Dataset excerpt

━━━━━━

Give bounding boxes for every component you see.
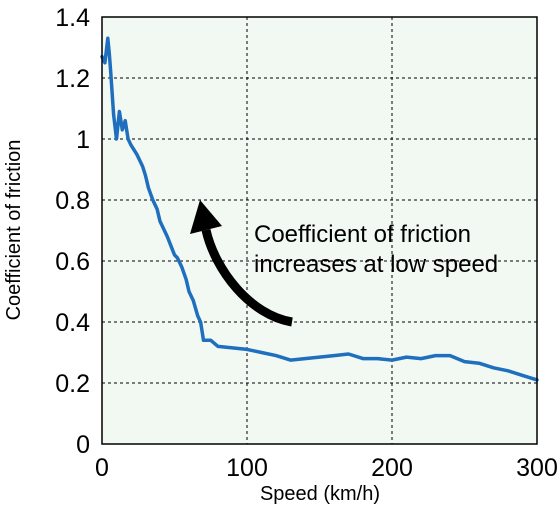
x-tick-label: 100 [226,454,268,482]
y-tick-label: 0.4 [55,309,90,337]
y-axis-ticks: 0 0.2 0.4 0.6 0.8 1 1.2 1.4 [55,4,90,459]
x-axis-ticks: 0 100 200 300 [95,454,558,482]
annotation-line-2: increases at low speed [254,251,498,278]
y-tick-label: 0.2 [55,370,90,398]
x-tick-label: 300 [516,454,558,482]
y-tick-label: 0.8 [55,187,90,215]
increase-arrow-icon [190,200,293,327]
grid-lines [102,17,537,444]
y-axis-label: Coefficient of friction [3,140,25,321]
y-tick-label: 0 [76,431,90,459]
y-tick-label: 1 [76,126,90,154]
y-tick-label: 0.6 [55,248,90,276]
annotation-line-1: Coefficient of friction [254,221,471,248]
friction-series-line [100,36,539,382]
x-axis-label: Speed (km/h) [260,483,380,505]
plot-frame [101,16,538,445]
x-tick-label: 0 [95,454,109,482]
y-tick-label: 1.2 [55,65,90,93]
plot-area [102,17,537,444]
y-tick-label: 1.4 [55,4,90,32]
x-tick-label: 200 [371,454,413,482]
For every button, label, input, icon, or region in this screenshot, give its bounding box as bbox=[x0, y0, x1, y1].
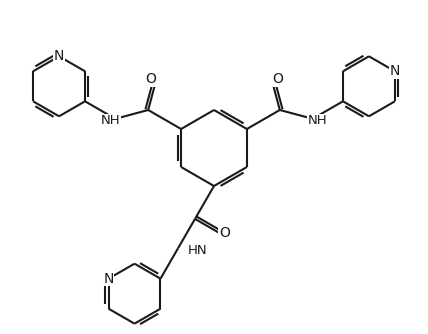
Text: O: O bbox=[219, 226, 230, 240]
Text: O: O bbox=[145, 72, 156, 86]
Text: NH: NH bbox=[308, 114, 327, 127]
Text: N: N bbox=[54, 49, 64, 63]
Text: O: O bbox=[272, 72, 283, 86]
Text: NH: NH bbox=[101, 114, 120, 127]
Text: HN: HN bbox=[188, 244, 208, 257]
Text: N: N bbox=[390, 64, 400, 78]
Text: N: N bbox=[103, 272, 114, 286]
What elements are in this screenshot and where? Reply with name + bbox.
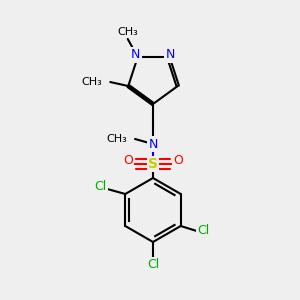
Text: CH₃: CH₃ — [82, 77, 102, 87]
Text: Cl: Cl — [94, 179, 106, 193]
Text: O: O — [123, 154, 133, 166]
Text: N: N — [131, 49, 140, 62]
Text: S: S — [148, 157, 158, 171]
Text: Cl: Cl — [198, 224, 210, 238]
Text: Cl: Cl — [147, 259, 159, 272]
Text: N: N — [148, 137, 158, 151]
Text: O: O — [173, 154, 183, 166]
Text: CH₃: CH₃ — [117, 27, 138, 37]
Text: N: N — [166, 49, 175, 62]
Text: CH₃: CH₃ — [106, 134, 127, 144]
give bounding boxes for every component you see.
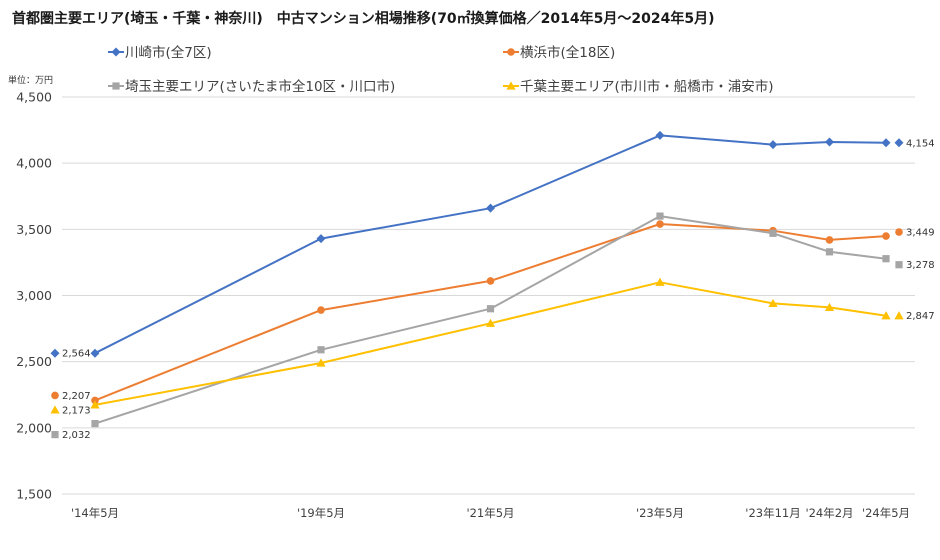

━━━━━━

**What the exercise asks:**
Arrange the lines of the entries above as a Markdown table with the columns Row and Line. Number the rows, and leave out blank lines and the pictures.

**Written reply:**
| Row | Line |
|---|---|
| 1 | Give bounding boxes for every component you see. |
| 2 | x-tick-label: 100 [226,454,268,482] |
| 3 | y-tick-label: 0.4 [55,309,90,337] |
| 4 | y-axis-ticks: 0 0.2 0.4 0.6 0.8 1 1.2 1.4 [55,4,90,459] |
| 5 | x-axis-ticks: 0 100 200 300 [95,454,558,482] |
| 6 | annotation-line-2: increases at low speed [254,251,498,278] |
| 7 | y-tick-label: 0.2 [55,370,90,398] |
| 8 | x-tick-label: 300 [516,454,558,482] |
| 9 | y-tick-label: 0.8 [55,187,90,215] |
| 10 | increase-arrow-icon [190,200,293,327] |
| 11 | grid-lines [102,17,537,444] |
| 12 | y-axis-label: Coefficient of friction [3,140,25,321] |
| 13 | y-tick-label: 0 [76,431,90,459] |
| 14 | y-tick-label: 1 [76,126,90,154] |
| 15 | y-tick-label: 0.6 [55,248,90,276] |
| 16 | annotation-line-1: Coefficient of friction [254,221,471,248] |
| 17 | friction-series-line [100,36,539,382] |
| 18 | x-axis-label: Speed (km/h) [260,483,380,505] |
| 19 | plot-frame [101,16,538,445] |
| 20 | x-tick-label: 0 [95,454,109,482] |
| 21 | y-tick-label: 1.2 [55,65,90,93] |
| 22 | plot-area [102,17,537,444] |
| 23 | y-tick-label: 1.4 [55,4,90,32] |
| 24 | x-tick-label: 200 [371,454,413,482] |
| 25 | For every button, label, input, icon, or region in this screenshot, give its bounding box as bbox=[x0, y0, x1, y1]. |
| 26 | Text: O: O bbox=[219, 226, 230, 240] |
| 27 | Text: O: O bbox=[145, 72, 156, 86] |
| 28 | Text: NH: NH bbox=[308, 114, 327, 127] |
| 29 | Text: N: N bbox=[54, 49, 64, 63] |
| 30 | Text: O: O bbox=[272, 72, 283, 86] |
| 31 | Text: NH: NH bbox=[101, 114, 120, 127] |
| 32 | Text: HN: HN bbox=[188, 244, 208, 257] |
| 33 | Text: N: N bbox=[390, 64, 400, 78] |
| 34 | Text: N: N bbox=[103, 272, 114, 286] |
| 35 | What elements are in this screenshot and where? Reply with name + bbox. |
| 36 | Text: CH₃: CH₃ — [82, 77, 102, 87] |
| 37 | Text: Cl: Cl — [94, 179, 106, 193] |
| 38 | Text: O: O — [123, 154, 133, 166] |
| 39 | Text: N: N — [131, 49, 140, 62] |
| 40 | Text: S: S — [148, 157, 158, 171] |
| 41 | Text: Cl: Cl — [198, 224, 210, 238] |
| 42 | Text: Cl: Cl — [147, 259, 159, 272] |
| 43 | Text: N: N — [148, 137, 158, 151] |
| 44 | Text: O: O — [173, 154, 183, 166] |
| 45 | Text: CH₃: CH₃ — [117, 27, 138, 37] |
| 46 | Text: N: N — [166, 49, 175, 62] |
| 47 | Text: CH₃: CH₃ — [106, 134, 127, 144] |
| 48 | give bounding boxes for every component you see. |